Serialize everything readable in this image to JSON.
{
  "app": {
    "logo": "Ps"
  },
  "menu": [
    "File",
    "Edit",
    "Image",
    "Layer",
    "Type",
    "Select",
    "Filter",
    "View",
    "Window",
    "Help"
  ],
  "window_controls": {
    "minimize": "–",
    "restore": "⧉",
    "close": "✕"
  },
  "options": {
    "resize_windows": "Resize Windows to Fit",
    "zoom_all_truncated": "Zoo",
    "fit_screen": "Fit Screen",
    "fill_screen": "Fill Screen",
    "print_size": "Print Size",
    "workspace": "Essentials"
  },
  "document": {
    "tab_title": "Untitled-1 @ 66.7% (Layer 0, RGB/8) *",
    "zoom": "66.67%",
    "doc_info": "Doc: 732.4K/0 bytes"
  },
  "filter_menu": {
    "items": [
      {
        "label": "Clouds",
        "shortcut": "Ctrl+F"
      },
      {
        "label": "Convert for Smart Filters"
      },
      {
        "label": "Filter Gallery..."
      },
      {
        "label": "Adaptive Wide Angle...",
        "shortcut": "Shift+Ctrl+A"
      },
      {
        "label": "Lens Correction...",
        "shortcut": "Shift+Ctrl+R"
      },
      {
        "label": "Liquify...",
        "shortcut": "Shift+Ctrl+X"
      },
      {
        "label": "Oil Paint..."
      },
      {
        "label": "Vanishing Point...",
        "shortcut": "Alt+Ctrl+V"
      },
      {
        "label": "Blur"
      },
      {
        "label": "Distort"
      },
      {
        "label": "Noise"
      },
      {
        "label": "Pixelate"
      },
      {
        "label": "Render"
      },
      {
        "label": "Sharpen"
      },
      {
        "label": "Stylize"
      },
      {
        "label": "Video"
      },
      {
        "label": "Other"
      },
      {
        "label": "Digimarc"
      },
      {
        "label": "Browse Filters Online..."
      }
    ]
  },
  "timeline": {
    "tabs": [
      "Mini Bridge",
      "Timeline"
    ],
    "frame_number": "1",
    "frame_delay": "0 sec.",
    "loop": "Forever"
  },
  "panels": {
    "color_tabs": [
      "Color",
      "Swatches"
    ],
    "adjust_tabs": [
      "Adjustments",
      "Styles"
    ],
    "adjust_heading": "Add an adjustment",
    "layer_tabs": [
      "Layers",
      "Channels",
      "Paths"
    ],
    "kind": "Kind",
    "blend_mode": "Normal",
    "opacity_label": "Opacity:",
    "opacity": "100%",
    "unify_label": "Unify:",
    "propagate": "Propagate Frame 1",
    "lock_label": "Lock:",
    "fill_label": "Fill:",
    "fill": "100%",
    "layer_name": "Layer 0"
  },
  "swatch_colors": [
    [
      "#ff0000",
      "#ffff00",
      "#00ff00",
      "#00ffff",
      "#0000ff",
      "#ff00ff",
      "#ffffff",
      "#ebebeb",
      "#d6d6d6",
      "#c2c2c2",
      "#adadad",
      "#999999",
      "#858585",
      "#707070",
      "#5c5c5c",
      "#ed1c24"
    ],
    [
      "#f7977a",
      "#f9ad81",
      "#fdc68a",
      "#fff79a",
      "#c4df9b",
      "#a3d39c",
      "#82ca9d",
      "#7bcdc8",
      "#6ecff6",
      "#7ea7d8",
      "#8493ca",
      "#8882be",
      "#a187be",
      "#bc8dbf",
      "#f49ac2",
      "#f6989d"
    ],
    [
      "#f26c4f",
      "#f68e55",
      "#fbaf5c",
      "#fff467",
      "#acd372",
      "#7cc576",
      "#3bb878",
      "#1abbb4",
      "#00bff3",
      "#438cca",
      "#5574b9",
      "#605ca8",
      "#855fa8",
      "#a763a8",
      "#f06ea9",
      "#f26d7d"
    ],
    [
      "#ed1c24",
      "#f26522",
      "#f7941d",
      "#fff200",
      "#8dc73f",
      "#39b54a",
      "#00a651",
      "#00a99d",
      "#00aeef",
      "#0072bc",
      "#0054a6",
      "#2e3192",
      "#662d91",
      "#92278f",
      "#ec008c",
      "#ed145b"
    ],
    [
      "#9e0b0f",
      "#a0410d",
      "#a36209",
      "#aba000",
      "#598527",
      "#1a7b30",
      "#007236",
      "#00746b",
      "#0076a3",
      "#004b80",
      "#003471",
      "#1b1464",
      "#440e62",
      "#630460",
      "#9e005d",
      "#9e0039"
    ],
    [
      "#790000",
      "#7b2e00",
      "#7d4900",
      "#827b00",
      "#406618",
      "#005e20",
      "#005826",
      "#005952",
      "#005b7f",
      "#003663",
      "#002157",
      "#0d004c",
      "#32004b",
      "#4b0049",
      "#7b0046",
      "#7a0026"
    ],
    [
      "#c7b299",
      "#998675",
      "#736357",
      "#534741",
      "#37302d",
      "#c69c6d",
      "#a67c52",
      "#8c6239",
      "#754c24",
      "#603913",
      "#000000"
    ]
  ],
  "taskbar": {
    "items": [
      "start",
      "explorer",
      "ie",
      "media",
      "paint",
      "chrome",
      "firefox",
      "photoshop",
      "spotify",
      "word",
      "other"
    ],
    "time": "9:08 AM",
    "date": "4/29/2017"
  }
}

·····

### [WHAT YOU NEED TO DO]
Gather up the lines containing the word "Filters" from these records and copy them.

### [WRITTEN REPLY]
        "label": "Convert for Smart Filters"
        "label": "Browse Filters Online..."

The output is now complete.